## Job:
Would it be possible to quote, exactly and in full, the lines from the one with "Read this page and output its text content." through the end of the entries below?

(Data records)

## Start

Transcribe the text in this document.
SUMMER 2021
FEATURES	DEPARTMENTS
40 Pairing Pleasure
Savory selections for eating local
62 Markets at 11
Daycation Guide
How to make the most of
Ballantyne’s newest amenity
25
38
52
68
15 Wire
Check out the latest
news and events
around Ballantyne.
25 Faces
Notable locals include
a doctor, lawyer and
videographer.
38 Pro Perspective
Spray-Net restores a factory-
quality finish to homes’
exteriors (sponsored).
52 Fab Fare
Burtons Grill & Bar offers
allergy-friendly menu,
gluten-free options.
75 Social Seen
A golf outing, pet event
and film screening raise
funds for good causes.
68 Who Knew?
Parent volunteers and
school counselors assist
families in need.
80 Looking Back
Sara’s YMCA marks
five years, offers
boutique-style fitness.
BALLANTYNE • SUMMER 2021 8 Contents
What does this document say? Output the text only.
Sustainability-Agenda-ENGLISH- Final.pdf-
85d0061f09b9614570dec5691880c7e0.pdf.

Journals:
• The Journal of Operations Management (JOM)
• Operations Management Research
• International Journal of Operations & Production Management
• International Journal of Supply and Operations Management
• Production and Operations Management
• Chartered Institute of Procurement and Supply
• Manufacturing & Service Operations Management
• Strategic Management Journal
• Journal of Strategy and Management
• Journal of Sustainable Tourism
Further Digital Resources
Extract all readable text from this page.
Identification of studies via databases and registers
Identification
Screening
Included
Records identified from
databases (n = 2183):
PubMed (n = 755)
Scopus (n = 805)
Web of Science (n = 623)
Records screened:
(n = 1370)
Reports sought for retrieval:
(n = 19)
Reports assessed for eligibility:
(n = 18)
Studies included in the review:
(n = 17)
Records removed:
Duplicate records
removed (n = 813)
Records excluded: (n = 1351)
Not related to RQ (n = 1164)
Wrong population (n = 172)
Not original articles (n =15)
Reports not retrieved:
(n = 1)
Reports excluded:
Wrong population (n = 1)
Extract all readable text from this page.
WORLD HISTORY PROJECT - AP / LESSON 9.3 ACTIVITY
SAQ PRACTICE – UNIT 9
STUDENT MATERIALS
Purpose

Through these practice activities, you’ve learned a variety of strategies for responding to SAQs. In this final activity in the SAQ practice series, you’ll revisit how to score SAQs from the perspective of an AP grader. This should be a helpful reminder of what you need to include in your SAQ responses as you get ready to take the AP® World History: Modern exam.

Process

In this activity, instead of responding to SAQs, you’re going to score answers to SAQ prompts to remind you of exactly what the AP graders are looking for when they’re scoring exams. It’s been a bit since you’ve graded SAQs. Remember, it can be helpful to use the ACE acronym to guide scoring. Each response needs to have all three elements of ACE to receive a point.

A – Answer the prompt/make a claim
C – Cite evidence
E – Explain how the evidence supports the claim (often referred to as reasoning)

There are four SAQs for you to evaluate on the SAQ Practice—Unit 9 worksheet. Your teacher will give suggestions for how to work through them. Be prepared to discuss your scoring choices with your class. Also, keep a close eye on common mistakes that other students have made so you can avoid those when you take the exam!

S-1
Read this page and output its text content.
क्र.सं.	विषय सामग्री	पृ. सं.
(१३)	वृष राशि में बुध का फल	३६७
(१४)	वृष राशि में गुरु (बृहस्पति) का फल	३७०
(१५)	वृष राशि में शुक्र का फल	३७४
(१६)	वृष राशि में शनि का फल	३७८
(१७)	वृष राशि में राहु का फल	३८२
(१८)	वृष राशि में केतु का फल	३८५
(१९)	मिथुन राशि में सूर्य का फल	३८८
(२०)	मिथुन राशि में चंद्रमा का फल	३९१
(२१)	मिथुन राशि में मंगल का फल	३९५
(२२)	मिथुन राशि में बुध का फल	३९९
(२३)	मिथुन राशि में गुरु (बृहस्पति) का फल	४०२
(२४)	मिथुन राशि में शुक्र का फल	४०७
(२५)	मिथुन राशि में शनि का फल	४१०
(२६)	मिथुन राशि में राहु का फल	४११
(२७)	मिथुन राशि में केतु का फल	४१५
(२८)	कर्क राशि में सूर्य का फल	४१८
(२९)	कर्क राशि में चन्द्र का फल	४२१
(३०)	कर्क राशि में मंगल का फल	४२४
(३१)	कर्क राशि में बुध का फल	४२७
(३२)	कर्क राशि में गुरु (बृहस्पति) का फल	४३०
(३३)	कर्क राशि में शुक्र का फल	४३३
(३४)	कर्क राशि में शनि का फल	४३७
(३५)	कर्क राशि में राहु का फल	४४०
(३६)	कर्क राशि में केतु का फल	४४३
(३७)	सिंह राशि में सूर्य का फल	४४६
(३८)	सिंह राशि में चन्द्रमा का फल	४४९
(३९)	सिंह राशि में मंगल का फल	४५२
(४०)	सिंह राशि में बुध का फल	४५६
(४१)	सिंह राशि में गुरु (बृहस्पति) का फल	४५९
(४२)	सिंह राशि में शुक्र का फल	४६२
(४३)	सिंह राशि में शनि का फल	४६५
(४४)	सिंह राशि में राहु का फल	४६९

## End

## Written solution:
Read this page and output its text content.
क्र.सं.	विषय सामग्री	पृ. सं.
(१३)	वृष राशि में बुध का फल	३६७
(१४)	वृष राशि में गुरु (बृहस्पति) का फल	३७०
(१५)	वृष राशि में शुक्र का फल	३७४
(१६)	वृष राशि में शनि का फल	३७८
(१७)	वृष राशि में राहु का फल	३८२
(१८)	वृष राशि में केतु का फल	३८५
(१९)	मिथुन राशि में सूर्य का फल	३८८
(२०)	मिथुन राशि में चंद्रमा का फल	३९१
(२१)	मिथुन राशि में मंगल का फल	३९५
(२२)	मिथुन राशि में बुध का फल	३९९
(२३)	मिथुन राशि में गुरु (बृहस्पति) का फल	४०२
(२४)	मिथुन राशि में शुक्र का फल	४०७
(२५)	मिथुन राशि में शनि का फल	४१०
(२६)	मिथुन राशि में राहु का फल	४११
(२७)	मिथुन राशि में केतु का फल	४१५
(२८)	कर्क राशि में सूर्य का फल	४१८
(२९)	कर्क राशि में चन्द्र का फल	४२१
(३०)	कर्क राशि में मंगल का फल	४२४
(३१)	कर्क राशि में बुध का फल	४२७
(३२)	कर्क राशि में गुरु (बृहस्पति) का फल	४३०
(३३)	कर्क राशि में शुक्र का फल	४३३
(३४)	कर्क राशि में शनि का फल	४३७
(३५)	कर्क राशि में राहु का फल	४४०
(३६)	कर्क राशि में केतु का फल	४४३
(३७)	सिंह राशि में सूर्य का फल	४४६
(३८)	सिंह राशि में चन्द्रमा का फल	४४९
(३९)	सिंह राशि में मंगल का फल	४५२
(४०)	सिंह राशि में बुध का फल	४५६
(४१)	सिंह राशि में गुरु (बृहस्पति) का फल	४५९
(४२)	सिंह राशि में शुक्र का फल	४६२
(४३)	सिंह राशि में शनि का फल	४६५
(४४)	सिंह राशि में राहु का फल	४६९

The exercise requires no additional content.